DATA IN THIS EXERCISE
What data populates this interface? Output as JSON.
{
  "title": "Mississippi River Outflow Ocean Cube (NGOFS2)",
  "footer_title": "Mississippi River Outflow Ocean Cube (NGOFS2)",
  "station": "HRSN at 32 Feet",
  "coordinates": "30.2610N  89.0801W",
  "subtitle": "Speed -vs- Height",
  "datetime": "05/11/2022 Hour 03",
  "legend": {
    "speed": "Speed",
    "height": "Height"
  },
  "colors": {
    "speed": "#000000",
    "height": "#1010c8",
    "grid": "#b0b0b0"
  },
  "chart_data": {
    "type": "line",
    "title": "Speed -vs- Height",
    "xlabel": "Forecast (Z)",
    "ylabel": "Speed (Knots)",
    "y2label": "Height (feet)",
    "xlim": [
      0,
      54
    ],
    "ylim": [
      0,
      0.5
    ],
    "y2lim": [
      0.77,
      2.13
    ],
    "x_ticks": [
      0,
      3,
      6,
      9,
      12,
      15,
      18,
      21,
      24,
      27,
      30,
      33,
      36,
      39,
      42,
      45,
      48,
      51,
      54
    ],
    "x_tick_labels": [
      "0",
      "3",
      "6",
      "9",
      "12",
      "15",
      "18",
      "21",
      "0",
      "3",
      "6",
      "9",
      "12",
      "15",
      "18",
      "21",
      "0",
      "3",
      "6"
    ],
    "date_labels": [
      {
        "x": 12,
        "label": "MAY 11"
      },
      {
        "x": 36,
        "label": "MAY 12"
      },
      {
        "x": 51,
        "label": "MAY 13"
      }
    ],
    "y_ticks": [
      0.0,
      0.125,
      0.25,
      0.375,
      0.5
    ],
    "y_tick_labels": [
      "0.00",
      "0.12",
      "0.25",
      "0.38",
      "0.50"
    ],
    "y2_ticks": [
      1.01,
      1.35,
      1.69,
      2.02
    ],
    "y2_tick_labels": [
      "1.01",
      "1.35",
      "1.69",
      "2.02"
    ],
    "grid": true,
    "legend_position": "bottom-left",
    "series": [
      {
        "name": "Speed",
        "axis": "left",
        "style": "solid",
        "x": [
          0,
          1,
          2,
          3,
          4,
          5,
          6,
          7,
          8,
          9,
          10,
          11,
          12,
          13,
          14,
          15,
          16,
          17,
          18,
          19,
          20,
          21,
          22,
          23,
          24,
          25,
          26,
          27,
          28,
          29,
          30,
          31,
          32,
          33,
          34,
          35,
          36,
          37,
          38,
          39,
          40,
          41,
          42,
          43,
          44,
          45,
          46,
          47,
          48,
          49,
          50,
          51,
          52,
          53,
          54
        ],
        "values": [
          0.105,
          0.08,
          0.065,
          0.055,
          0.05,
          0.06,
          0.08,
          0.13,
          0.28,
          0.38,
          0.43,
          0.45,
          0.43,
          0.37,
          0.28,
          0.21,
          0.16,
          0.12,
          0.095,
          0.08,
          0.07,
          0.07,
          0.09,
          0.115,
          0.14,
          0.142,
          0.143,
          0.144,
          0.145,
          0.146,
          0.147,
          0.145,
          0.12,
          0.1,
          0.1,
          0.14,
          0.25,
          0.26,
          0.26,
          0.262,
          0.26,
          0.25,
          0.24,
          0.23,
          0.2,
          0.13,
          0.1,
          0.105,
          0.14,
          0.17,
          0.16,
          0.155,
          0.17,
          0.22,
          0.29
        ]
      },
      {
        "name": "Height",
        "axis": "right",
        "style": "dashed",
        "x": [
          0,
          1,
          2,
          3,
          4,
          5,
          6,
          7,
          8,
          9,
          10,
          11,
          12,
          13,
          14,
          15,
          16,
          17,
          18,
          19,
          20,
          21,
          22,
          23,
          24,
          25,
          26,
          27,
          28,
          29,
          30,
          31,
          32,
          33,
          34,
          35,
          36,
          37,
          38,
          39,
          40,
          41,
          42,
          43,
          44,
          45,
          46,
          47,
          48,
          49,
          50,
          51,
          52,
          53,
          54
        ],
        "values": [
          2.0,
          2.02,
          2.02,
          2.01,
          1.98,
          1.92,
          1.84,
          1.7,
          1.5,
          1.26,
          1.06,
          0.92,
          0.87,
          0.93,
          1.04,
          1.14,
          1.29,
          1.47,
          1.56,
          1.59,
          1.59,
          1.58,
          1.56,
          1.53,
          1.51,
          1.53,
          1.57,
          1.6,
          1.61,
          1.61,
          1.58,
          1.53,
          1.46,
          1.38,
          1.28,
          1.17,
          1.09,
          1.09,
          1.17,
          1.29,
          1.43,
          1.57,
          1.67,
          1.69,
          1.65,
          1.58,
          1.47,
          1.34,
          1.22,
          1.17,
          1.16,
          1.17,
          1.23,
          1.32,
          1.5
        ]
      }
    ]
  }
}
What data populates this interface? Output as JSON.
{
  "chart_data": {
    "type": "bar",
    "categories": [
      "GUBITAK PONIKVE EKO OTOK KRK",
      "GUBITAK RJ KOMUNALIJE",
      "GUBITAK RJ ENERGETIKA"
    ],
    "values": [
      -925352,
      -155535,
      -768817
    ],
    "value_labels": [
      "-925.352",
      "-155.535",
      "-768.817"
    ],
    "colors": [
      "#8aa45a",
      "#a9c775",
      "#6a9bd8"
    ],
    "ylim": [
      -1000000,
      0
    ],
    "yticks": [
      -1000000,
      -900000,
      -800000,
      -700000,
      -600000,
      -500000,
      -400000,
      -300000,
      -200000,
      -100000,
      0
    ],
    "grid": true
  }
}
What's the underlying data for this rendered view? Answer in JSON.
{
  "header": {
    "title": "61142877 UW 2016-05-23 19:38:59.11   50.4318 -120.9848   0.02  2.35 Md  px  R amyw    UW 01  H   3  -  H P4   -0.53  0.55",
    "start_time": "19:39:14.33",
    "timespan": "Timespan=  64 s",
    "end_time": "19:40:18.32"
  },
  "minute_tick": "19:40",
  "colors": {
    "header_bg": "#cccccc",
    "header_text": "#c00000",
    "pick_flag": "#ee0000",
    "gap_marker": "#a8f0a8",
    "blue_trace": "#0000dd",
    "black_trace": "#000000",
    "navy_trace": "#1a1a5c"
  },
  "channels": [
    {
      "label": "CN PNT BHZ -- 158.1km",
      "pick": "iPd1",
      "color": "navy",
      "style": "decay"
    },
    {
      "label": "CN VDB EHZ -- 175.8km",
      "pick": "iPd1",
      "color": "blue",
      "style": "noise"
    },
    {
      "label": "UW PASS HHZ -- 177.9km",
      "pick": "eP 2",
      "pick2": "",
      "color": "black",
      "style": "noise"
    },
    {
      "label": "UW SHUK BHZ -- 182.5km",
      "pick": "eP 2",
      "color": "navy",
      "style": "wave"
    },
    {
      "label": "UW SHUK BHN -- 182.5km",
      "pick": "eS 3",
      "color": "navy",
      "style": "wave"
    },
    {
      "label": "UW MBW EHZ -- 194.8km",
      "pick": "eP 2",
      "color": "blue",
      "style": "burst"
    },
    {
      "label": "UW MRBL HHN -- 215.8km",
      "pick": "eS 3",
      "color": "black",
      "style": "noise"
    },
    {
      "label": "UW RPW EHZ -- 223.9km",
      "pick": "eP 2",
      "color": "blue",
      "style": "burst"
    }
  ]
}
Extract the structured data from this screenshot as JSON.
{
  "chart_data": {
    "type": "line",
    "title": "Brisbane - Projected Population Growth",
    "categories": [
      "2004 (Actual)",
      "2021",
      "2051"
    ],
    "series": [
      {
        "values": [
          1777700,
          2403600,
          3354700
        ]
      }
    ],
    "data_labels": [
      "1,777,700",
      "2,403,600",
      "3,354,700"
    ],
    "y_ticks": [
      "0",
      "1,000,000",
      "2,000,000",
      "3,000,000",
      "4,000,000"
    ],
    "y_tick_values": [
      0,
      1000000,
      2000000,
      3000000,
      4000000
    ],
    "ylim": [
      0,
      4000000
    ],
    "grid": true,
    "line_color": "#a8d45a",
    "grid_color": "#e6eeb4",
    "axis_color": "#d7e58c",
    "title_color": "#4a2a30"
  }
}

EXERCISE AIM
Go through the listing above and return every line where the word "Outflow" occurs.

RESPONSE
  "title": "Mississippi River Outflow Ocean Cube (NGOFS2)",
  "footer_title": "Mississippi River Outflow Ocean Cube (NGOFS2)",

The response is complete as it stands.